Ticagrelor and clopidogrel suppress NF-κB signaling pathway to alleviate LPS-induced dysfunction in vein endothelial cells

Background: Ticagrelor and clopidogrel, P2Y(12) receptor antagonists, can prevent thrombotic events and are used to treat cardiovascular diseases such as acute coronary syndrome and chronic obstructive pulmonary disease, in which inflammation is involved. Moreover, NF-B is the central regulator of inflammation. Thus, we suspected that ticagrelor and clopidogrel are involved in the regulation of the NF-kappa B signaling pathway. Methods: After human umbilical vein endothelial cells (HUVECs) were cultured with ticagrelor or clopidogrel and given lipopolysaccharide (LPS) and CD14, the mRNA levels of related inflammatory factors, the protein level and subcellular localization of molecules in the NF-kappa B signaling pathway, cell viability, apoptosis and the cell cycle, cell migration, and vascular formation were detected using quantitative polymerase chain reaction (qPCR), western blotting and immunofluorescence assay, CCK-8, flow cytometry, transwell assay, and matrigel, respectively. All data was expressed as the mean +/- S.D. The statistical significance of data was assessed by an unpaired two-tailed t-test. Results: Ticagrelor and clopidogrel can inhibit the degradation of IKB alpha and phosphorylation of p65, prevent p65 from entering the nucleus, reduce the production of TNF alpha, IL-1, IL-8, IL-6 and IL-2, and alleviate the decrease in cell viability, cell migration and angiogenesis, the changes of cell cycle and apoptosis induced by LPS. Conclusions: Ticagrelor and clopidogrel alleviate cellular dysfunction through suppressing NF-kappa B signaling pathway.

MATERIAL SHOWN:
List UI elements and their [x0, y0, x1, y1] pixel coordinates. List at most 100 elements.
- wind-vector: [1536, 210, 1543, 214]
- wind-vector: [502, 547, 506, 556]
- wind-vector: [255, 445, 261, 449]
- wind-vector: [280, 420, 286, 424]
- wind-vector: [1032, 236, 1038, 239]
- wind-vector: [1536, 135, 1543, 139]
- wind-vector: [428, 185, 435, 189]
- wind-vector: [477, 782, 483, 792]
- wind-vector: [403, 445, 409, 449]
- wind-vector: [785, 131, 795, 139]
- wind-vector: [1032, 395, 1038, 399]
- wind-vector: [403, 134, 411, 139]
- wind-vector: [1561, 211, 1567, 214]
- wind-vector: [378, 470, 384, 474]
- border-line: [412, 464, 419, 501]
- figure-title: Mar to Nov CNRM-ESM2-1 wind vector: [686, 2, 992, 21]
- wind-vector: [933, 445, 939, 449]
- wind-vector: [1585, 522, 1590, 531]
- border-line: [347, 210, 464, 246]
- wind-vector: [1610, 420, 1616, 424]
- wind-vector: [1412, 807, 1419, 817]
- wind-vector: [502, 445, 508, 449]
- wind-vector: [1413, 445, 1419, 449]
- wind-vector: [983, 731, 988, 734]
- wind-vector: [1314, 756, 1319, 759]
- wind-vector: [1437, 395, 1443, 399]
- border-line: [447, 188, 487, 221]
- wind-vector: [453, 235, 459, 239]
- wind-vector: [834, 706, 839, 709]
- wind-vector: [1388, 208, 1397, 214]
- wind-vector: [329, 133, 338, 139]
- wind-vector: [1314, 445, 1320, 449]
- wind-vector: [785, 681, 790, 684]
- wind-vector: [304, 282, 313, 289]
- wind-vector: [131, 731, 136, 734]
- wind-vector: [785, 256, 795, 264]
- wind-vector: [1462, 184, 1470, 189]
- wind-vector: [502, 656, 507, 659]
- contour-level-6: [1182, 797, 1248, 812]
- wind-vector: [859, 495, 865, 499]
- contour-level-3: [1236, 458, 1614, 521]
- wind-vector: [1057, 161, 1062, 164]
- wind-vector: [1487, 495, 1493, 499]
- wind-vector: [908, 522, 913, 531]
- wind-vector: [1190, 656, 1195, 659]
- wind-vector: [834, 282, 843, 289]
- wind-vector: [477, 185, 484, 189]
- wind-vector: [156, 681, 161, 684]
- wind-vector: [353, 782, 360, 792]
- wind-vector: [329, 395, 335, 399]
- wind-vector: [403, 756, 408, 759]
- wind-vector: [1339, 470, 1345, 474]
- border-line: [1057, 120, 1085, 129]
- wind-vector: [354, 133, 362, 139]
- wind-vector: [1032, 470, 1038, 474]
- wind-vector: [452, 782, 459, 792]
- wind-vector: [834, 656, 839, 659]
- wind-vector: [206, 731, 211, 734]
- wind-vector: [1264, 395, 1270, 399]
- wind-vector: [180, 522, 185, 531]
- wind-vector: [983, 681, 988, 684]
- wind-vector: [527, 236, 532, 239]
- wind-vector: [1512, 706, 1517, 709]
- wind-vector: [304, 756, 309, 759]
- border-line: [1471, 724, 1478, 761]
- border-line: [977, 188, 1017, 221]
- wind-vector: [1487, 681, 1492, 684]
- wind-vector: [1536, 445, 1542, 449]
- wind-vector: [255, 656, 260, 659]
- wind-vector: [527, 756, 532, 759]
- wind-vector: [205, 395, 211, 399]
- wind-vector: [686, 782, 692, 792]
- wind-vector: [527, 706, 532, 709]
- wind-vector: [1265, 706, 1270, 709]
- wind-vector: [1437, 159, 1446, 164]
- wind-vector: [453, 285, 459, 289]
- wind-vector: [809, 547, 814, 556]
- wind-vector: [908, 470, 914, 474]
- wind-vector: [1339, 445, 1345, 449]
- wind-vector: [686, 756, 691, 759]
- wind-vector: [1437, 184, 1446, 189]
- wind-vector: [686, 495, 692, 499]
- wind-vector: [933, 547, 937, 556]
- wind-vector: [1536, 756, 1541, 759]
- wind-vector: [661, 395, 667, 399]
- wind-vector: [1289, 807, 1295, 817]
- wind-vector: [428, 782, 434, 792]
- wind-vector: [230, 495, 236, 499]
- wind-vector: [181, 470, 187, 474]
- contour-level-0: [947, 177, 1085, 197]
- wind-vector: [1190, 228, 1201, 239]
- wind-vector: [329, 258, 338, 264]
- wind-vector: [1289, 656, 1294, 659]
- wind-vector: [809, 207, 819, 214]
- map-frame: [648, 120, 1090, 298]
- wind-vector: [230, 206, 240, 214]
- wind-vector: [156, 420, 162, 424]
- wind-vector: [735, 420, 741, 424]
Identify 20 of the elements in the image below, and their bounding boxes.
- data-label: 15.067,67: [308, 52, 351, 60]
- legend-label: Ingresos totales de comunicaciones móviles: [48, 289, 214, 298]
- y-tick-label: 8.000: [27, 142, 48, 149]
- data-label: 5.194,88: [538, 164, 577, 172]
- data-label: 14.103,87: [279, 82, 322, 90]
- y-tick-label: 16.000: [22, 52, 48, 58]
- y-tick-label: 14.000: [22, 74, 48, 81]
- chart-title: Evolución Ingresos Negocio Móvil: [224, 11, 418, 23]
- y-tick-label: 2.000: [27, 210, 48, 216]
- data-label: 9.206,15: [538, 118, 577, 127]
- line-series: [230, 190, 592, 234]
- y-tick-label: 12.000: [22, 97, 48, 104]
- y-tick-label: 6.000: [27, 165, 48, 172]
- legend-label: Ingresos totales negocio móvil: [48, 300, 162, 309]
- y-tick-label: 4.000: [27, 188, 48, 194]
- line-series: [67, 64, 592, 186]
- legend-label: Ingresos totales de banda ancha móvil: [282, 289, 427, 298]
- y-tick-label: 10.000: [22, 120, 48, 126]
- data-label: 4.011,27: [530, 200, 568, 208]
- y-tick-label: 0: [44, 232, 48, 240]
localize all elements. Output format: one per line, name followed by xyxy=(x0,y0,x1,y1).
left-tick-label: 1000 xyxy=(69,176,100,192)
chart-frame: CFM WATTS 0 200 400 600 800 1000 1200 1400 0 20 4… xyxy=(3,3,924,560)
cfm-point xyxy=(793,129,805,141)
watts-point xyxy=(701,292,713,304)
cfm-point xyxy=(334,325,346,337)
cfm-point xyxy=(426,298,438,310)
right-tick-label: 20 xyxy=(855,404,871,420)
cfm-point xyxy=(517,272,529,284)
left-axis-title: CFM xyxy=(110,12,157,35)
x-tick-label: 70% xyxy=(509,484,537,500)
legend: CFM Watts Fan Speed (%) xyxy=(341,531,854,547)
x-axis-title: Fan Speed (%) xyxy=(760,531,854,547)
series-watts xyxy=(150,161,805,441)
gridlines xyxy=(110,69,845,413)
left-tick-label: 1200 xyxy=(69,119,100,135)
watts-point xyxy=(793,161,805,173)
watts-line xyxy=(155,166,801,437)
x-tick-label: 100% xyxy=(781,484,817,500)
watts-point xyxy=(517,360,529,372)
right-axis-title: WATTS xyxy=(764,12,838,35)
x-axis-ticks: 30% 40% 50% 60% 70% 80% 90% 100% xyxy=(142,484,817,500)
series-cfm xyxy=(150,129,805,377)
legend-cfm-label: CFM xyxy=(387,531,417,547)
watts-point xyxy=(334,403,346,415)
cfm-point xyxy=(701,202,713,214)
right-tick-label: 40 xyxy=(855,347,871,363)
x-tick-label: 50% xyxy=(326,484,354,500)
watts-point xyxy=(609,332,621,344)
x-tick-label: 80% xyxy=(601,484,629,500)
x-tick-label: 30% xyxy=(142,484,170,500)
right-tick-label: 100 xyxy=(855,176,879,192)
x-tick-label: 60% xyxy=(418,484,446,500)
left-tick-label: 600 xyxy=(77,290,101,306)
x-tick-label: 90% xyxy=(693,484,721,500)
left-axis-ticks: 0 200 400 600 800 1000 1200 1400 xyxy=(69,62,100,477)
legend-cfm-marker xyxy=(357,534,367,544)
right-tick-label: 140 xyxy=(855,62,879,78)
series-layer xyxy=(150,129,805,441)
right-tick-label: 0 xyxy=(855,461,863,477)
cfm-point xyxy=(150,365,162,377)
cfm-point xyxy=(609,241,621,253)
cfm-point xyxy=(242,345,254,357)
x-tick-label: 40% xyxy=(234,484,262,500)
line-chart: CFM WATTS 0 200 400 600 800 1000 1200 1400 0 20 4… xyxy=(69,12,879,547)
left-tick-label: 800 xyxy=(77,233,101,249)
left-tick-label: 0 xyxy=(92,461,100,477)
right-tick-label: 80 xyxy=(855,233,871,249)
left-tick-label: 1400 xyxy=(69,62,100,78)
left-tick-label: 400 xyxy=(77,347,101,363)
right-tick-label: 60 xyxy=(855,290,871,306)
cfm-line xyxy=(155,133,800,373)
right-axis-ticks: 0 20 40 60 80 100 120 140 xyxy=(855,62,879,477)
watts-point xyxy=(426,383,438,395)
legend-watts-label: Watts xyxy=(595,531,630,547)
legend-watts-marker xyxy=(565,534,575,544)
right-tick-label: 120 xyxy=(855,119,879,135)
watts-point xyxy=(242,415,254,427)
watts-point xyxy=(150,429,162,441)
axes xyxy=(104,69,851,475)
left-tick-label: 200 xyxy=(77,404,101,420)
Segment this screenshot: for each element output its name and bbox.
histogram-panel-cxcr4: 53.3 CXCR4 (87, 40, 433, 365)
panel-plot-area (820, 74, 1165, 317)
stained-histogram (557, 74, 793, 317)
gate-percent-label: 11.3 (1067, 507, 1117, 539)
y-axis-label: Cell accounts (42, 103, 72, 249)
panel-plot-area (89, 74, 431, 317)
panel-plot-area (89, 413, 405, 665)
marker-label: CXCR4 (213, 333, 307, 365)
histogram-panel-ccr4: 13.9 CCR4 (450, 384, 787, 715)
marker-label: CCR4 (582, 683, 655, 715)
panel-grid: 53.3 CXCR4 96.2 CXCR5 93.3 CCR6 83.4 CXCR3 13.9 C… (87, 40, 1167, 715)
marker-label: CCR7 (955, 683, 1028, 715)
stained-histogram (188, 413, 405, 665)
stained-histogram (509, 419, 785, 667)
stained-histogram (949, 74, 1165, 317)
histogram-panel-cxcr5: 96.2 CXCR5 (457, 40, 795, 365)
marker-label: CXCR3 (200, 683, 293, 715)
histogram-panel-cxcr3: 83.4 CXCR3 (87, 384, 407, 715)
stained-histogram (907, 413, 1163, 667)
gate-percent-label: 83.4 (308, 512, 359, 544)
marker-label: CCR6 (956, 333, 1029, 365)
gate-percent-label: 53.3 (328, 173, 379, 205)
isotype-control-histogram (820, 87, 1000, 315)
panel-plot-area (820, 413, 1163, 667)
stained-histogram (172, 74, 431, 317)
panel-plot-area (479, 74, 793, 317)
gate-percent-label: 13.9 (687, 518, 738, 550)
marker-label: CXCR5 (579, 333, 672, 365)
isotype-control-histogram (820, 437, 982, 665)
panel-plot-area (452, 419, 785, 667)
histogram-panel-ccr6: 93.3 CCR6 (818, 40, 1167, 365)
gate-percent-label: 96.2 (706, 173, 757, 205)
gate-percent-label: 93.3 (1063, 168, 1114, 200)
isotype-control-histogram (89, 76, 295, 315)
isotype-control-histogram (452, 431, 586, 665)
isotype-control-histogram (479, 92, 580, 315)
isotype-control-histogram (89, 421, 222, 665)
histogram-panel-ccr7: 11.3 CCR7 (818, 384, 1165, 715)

WHAT NEEDS TO BE DONE: In the abstract on ticagrelor and clopidogrel, what test was used to assess statistical significance? This data comes from a source unrelated to the abstract.

YOUR SOLUTION: An unpaired two-tailed t-test.